··· Records shown ···
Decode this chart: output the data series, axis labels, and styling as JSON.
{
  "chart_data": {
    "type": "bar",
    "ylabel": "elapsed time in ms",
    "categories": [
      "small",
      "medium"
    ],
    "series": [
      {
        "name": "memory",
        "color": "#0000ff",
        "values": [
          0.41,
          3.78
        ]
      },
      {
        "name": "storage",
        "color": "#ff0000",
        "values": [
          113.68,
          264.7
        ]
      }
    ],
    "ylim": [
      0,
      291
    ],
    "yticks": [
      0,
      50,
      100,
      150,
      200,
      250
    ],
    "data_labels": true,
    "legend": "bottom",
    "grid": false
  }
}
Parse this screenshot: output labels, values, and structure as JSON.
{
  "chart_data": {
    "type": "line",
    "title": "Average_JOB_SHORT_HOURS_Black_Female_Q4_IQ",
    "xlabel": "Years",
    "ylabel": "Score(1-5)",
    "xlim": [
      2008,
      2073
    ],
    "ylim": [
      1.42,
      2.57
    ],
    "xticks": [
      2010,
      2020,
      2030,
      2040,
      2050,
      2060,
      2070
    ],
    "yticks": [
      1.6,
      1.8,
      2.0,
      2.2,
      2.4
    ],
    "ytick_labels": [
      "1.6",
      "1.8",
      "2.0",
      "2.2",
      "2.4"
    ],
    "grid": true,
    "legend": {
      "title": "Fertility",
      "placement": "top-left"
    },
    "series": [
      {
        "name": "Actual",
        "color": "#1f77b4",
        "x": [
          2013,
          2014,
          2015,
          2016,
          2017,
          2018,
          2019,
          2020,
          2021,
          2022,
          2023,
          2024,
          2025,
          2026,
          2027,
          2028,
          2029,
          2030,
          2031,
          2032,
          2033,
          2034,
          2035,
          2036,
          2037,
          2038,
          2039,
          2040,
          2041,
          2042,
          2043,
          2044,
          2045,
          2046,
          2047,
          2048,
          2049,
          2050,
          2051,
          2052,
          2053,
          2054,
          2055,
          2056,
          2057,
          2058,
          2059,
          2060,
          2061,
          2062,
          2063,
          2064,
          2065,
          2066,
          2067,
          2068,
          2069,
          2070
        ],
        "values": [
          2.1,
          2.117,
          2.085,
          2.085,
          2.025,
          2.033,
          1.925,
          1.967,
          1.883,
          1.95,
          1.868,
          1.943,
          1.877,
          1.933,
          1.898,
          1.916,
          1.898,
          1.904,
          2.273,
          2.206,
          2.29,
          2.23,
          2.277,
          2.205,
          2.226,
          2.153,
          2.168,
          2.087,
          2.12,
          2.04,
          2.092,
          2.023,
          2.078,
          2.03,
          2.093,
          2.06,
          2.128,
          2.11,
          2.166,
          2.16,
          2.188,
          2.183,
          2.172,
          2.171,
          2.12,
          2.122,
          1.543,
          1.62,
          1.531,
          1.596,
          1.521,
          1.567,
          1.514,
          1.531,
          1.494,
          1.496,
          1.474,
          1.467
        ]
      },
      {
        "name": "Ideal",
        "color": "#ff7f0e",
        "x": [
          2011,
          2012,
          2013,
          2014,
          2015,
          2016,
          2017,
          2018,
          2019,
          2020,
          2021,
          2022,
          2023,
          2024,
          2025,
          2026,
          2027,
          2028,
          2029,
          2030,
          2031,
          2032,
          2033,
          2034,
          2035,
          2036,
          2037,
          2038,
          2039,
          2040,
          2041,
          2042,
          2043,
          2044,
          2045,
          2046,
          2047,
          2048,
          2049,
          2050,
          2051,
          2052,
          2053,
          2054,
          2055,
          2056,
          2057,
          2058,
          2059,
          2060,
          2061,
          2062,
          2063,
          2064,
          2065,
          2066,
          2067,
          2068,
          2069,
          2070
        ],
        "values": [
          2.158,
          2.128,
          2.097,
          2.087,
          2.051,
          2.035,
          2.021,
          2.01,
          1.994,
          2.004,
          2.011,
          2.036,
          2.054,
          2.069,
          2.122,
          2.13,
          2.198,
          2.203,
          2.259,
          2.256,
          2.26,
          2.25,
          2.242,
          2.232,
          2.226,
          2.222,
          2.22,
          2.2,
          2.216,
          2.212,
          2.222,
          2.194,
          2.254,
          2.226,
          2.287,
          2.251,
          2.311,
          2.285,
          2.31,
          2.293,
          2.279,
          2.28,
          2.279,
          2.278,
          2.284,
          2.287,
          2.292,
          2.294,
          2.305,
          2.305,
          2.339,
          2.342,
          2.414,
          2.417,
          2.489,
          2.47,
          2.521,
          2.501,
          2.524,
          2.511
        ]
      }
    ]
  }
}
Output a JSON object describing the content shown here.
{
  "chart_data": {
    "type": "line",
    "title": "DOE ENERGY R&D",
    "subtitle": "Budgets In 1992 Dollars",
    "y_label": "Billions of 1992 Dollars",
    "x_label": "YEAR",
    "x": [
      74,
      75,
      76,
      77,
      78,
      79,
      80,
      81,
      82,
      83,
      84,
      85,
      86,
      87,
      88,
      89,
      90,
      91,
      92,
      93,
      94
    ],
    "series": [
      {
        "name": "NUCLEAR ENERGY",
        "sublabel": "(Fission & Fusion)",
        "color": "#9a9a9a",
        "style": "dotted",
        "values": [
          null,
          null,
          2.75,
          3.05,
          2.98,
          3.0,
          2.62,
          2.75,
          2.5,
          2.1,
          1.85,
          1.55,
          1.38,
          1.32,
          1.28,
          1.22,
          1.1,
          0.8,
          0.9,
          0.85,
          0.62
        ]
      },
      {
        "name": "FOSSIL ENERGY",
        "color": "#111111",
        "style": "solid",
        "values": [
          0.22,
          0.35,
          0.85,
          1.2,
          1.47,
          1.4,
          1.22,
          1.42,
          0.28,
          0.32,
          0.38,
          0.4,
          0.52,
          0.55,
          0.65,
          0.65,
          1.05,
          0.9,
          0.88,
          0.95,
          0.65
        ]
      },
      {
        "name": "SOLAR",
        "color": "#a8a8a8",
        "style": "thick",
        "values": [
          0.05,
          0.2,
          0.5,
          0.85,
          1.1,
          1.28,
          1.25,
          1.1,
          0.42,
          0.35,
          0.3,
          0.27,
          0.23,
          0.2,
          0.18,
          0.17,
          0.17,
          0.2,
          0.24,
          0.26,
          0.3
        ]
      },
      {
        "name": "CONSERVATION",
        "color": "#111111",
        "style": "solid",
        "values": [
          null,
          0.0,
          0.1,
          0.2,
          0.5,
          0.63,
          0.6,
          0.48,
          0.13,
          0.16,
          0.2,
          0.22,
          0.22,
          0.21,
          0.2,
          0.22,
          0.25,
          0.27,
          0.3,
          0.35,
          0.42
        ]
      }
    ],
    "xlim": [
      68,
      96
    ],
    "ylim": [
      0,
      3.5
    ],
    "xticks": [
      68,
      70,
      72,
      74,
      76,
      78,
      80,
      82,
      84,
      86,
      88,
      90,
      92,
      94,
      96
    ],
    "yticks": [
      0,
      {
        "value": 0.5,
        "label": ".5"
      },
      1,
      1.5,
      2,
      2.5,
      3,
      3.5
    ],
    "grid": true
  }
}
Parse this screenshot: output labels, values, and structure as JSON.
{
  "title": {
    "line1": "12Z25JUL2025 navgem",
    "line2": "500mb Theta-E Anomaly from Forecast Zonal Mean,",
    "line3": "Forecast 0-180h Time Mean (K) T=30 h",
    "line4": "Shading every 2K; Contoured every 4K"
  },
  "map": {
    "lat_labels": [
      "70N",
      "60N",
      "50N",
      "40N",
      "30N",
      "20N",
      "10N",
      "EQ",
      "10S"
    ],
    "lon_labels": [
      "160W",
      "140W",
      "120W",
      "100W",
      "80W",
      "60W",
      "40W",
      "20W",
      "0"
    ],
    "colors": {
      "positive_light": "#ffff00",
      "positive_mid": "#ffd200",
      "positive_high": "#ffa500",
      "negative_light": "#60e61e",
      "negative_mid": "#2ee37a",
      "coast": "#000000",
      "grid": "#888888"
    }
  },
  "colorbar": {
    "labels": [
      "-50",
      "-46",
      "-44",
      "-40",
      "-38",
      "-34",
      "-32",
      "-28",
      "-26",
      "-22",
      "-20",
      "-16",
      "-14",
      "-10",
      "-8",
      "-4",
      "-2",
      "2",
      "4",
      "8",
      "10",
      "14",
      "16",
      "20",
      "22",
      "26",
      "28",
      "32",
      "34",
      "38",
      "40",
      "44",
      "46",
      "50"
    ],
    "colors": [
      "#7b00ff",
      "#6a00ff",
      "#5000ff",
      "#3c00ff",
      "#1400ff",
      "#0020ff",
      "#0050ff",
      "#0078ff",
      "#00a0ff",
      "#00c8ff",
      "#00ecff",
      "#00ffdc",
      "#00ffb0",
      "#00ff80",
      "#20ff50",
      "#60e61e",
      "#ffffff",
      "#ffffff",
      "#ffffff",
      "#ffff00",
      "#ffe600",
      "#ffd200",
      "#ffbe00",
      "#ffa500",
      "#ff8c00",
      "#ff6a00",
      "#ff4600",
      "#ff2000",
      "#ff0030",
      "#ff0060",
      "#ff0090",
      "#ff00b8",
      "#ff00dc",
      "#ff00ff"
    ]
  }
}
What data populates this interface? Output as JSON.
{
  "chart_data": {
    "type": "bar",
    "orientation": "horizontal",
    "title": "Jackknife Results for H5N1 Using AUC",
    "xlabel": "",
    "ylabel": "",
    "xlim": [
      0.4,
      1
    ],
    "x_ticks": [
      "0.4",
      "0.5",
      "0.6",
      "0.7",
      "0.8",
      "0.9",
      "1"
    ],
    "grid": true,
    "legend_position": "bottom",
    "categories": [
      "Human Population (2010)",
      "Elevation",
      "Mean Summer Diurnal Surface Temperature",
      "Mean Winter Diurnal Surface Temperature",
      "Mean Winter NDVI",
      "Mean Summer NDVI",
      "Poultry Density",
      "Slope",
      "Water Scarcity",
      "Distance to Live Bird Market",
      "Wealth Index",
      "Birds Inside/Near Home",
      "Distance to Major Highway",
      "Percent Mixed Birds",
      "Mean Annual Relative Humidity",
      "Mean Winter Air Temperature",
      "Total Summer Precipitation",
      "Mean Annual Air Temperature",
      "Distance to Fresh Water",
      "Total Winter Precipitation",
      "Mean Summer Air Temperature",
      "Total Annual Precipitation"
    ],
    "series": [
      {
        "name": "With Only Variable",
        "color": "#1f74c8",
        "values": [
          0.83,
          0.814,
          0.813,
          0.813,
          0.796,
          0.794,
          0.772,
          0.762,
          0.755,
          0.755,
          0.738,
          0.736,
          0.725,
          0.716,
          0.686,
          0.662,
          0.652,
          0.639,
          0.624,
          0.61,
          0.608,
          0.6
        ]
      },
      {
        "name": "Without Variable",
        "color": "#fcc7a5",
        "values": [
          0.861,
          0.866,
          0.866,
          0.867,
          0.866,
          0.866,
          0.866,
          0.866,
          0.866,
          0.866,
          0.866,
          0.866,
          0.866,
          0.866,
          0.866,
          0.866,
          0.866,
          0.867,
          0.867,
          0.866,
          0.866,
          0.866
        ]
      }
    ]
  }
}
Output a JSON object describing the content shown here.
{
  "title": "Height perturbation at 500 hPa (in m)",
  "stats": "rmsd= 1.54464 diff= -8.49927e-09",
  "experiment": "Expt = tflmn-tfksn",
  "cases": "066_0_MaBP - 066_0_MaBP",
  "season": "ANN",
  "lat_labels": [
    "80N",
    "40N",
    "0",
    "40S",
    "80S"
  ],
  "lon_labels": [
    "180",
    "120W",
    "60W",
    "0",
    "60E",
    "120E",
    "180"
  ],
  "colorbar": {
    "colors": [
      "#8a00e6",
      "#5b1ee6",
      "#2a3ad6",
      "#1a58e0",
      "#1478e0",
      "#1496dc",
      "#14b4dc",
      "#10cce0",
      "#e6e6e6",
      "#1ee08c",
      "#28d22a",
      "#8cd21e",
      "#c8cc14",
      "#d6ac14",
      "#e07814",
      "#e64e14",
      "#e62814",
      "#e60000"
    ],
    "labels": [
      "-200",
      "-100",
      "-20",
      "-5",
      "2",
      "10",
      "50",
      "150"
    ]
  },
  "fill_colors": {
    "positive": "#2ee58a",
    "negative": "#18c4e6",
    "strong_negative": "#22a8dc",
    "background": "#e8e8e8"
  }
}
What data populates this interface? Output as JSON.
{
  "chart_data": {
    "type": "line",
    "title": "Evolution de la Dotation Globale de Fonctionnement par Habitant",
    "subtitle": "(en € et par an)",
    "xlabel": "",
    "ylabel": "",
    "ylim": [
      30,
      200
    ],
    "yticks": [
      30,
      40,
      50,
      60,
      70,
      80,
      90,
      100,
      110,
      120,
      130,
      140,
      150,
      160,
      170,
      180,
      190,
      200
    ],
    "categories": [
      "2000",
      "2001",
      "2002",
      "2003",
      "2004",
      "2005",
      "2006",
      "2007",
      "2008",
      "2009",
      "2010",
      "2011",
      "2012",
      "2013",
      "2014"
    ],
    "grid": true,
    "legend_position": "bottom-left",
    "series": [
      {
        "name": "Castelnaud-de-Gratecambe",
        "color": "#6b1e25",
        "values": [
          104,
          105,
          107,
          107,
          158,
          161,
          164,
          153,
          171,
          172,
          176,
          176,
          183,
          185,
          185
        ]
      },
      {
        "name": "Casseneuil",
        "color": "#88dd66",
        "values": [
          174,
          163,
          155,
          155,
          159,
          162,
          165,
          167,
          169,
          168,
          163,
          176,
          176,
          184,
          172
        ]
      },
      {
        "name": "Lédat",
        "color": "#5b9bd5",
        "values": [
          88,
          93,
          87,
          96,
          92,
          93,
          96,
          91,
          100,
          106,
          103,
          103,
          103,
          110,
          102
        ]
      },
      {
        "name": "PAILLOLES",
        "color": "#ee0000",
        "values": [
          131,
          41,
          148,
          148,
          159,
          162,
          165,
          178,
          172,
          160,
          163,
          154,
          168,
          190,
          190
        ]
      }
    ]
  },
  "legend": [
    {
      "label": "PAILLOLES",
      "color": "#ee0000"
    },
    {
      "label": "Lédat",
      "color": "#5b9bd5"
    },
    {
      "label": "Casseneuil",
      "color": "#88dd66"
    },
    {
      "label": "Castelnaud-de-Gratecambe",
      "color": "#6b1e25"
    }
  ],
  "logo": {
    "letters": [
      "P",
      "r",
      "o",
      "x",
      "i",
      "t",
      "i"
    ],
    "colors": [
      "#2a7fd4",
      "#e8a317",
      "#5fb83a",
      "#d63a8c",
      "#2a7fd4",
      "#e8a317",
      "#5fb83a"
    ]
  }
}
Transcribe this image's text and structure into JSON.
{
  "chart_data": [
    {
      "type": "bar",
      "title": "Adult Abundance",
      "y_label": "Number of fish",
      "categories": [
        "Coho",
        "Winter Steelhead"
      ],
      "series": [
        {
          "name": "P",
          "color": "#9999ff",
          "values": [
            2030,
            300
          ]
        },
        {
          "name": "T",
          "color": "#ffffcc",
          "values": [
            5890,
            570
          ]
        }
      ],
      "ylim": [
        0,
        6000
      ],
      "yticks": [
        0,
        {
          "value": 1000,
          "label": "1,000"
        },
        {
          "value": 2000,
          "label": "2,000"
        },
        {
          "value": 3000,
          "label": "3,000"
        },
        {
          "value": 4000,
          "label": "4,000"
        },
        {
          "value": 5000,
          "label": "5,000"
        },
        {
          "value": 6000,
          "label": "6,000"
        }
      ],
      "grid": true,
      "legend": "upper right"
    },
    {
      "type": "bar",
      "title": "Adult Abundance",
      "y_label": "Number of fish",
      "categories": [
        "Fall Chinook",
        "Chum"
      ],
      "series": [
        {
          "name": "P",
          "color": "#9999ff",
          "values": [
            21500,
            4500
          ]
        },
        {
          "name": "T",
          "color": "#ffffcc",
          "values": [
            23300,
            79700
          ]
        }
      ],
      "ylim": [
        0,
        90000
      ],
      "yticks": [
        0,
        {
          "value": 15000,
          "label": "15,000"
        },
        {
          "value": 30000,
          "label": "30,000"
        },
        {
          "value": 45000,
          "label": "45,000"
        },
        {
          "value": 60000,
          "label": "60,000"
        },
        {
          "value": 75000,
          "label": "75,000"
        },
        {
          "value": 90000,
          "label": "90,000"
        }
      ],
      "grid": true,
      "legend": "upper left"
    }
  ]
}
···
What the task requires: Report how many lines of the entries hold the word "Precipitation". Nothing else is needed.

Complete response: 3